> **WHAT NEEDS TO BE DONE**: Show all lines holding "this".

- - -

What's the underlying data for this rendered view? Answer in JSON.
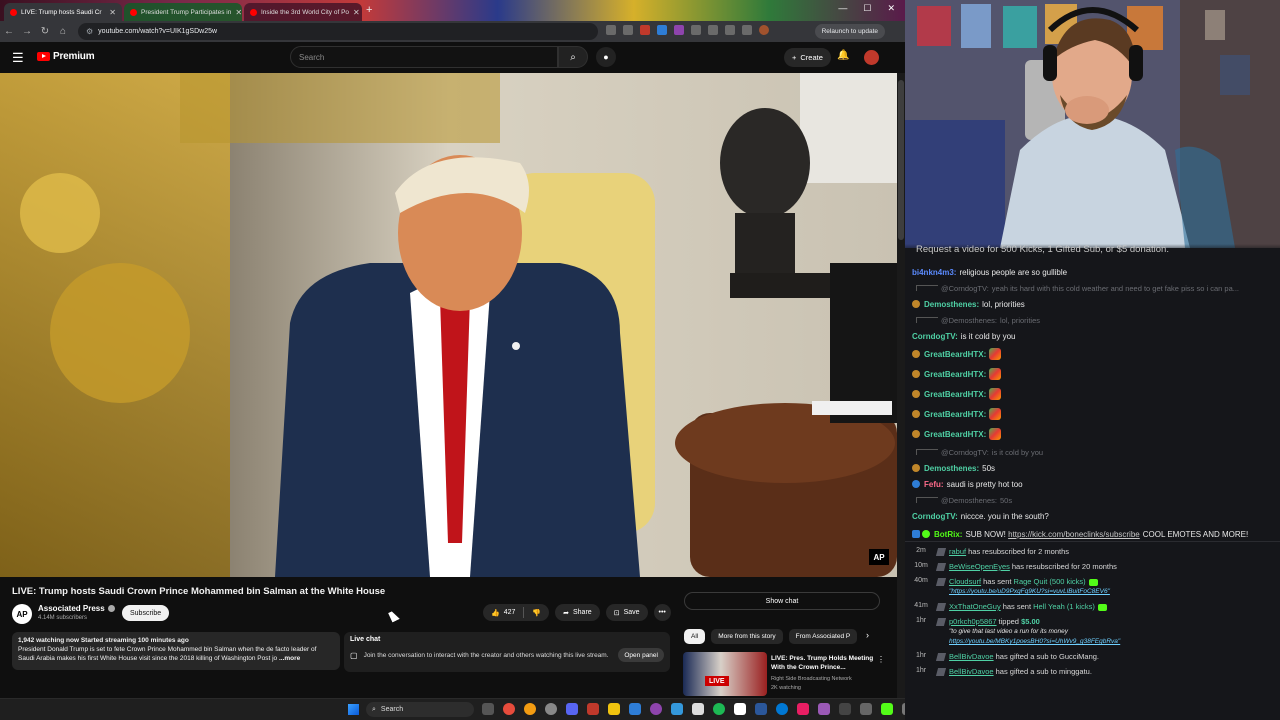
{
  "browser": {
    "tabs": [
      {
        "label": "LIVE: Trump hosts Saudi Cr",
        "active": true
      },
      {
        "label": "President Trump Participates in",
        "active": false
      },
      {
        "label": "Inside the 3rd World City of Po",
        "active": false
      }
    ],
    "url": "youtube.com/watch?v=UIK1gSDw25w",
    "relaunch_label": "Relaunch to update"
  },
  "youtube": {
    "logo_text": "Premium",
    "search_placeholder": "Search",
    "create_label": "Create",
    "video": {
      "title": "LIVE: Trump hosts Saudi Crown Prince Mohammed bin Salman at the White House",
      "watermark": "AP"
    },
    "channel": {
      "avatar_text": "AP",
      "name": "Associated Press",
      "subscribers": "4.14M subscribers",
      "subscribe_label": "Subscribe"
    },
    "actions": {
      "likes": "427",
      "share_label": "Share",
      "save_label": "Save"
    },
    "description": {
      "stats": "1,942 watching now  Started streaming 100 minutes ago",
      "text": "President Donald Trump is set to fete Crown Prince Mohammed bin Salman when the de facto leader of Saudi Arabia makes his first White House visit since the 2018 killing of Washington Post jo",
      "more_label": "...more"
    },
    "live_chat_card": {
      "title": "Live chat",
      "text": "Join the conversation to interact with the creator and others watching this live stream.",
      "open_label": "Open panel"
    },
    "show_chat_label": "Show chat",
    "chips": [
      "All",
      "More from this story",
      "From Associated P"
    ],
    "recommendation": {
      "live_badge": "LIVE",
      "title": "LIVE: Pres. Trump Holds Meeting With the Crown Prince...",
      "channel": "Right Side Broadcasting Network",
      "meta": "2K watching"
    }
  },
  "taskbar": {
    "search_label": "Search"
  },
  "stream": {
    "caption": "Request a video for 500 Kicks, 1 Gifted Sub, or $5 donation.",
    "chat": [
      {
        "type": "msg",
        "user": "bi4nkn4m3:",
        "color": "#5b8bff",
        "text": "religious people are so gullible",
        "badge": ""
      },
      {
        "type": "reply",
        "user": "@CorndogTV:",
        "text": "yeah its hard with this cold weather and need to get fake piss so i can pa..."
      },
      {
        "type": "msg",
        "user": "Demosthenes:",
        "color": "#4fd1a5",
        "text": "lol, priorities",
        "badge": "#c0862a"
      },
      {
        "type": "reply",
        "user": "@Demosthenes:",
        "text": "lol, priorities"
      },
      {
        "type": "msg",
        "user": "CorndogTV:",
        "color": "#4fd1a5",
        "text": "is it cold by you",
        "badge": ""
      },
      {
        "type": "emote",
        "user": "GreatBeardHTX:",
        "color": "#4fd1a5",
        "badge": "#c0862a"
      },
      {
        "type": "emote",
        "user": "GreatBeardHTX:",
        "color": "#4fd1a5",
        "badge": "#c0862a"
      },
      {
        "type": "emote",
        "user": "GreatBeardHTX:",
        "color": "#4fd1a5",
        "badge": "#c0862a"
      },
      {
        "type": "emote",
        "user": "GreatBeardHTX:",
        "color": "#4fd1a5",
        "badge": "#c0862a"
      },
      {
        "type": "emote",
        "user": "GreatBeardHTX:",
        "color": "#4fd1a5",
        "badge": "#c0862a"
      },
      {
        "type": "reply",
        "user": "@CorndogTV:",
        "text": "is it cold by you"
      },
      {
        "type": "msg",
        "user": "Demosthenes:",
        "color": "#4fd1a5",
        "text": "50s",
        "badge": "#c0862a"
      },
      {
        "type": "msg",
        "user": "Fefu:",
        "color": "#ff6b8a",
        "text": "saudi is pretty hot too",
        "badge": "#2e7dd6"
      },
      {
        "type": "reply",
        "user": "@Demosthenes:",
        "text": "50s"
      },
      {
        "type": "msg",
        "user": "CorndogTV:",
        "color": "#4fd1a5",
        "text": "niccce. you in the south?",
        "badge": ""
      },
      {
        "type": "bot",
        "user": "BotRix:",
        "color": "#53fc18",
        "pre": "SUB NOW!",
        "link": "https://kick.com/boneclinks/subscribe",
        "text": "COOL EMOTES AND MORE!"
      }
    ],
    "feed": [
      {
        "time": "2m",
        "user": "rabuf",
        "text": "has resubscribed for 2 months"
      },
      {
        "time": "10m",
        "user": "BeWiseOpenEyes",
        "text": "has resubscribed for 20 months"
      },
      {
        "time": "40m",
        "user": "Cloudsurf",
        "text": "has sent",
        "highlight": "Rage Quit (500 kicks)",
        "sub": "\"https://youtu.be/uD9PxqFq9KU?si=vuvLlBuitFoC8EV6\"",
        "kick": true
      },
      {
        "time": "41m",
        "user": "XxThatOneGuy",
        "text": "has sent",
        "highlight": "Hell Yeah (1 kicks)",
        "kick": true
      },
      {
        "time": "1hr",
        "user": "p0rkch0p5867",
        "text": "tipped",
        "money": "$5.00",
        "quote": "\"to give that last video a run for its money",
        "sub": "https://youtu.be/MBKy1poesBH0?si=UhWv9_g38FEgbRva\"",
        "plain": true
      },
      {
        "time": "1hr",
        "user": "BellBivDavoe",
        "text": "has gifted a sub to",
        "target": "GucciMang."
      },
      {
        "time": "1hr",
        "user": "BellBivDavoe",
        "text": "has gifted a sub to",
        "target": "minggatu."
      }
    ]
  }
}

- - -

> **ANSWER FOR THE TASK**:
What's the underlying data for this rendered view? Answer in JSON.
      "text": "Join the conversation to interact with the creator and others watching this live stream.",
      "More from this story",
        "text": "yeah its hard with this cold weather and need to get fake piss so i can pa..."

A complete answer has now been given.